**Request:**
Only a number is wanted: how many lines in the listing contain the word "page"?

--- begin Exercise material ---

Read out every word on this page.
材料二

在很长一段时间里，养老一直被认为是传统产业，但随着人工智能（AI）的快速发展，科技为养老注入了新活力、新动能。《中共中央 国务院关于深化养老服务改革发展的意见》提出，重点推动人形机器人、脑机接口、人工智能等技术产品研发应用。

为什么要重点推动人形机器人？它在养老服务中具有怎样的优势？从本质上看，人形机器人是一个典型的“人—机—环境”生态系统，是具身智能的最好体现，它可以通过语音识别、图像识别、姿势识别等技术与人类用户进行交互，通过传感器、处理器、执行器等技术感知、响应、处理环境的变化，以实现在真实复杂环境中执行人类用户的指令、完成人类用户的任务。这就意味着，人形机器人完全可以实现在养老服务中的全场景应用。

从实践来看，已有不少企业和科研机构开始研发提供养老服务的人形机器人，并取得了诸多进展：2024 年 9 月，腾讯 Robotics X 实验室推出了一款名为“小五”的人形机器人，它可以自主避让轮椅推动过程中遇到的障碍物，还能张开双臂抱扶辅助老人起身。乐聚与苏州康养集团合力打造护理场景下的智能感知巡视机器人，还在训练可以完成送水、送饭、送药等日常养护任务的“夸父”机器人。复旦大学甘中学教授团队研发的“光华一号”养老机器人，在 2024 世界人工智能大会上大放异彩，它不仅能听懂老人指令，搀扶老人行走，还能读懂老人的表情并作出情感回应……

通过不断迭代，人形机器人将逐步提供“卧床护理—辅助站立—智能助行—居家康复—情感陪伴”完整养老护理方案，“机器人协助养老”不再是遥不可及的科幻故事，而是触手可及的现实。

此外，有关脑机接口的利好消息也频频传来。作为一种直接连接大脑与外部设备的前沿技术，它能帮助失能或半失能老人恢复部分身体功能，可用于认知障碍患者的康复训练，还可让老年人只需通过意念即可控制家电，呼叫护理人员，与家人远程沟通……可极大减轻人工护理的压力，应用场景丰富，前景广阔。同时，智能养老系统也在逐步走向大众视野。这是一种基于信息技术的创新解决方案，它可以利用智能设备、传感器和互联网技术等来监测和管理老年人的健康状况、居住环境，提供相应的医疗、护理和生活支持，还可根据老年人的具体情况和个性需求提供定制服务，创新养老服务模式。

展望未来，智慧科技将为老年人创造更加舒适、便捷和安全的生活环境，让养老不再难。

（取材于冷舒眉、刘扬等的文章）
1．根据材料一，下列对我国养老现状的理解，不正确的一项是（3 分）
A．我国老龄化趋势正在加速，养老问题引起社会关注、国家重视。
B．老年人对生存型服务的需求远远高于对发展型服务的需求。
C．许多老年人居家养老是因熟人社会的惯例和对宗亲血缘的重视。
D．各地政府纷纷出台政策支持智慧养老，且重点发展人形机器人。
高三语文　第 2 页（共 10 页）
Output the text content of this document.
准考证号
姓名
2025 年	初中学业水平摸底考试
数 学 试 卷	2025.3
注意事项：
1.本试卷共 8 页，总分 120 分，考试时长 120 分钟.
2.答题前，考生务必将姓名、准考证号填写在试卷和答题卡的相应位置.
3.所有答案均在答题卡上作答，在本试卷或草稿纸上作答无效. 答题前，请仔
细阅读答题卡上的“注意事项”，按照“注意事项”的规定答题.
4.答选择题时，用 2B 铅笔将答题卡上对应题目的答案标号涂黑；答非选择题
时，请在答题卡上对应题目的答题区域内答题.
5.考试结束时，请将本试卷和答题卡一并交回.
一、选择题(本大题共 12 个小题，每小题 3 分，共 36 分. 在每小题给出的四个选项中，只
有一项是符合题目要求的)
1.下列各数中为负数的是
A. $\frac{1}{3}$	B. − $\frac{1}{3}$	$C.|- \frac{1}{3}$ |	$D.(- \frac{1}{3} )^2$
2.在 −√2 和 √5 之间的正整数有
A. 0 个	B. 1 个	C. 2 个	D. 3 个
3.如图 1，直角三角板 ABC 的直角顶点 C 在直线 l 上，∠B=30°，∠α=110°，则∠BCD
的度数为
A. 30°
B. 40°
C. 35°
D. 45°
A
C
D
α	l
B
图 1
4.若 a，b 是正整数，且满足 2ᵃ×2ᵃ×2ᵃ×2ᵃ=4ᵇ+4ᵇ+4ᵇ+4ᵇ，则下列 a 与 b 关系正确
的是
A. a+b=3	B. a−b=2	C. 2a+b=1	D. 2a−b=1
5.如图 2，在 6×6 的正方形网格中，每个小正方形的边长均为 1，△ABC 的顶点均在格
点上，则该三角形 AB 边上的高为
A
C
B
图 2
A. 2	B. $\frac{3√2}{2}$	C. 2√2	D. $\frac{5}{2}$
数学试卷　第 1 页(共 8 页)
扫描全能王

--- end Exercise material ---
--- begin Exercise material ---

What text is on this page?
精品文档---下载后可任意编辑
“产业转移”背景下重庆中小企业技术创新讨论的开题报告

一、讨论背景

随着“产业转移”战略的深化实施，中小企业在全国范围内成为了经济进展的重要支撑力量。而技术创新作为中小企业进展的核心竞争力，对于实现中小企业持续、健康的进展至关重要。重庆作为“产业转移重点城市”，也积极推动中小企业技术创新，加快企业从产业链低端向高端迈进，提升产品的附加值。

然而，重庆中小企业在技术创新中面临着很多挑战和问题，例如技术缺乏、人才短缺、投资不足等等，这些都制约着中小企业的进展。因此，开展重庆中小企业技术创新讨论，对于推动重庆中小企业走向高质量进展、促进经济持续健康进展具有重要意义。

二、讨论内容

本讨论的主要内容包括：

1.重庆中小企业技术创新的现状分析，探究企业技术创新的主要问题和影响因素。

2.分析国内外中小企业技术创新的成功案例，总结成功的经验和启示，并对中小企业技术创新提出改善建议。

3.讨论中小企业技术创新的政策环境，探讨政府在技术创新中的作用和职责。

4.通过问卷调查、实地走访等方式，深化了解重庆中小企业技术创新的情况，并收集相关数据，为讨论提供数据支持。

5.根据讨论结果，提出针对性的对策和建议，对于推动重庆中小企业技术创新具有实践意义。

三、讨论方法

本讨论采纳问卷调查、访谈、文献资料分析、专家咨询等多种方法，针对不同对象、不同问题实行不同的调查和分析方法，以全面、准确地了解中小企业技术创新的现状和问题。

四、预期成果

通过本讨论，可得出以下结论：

--- end Exercise material ---

**Full solution:**
2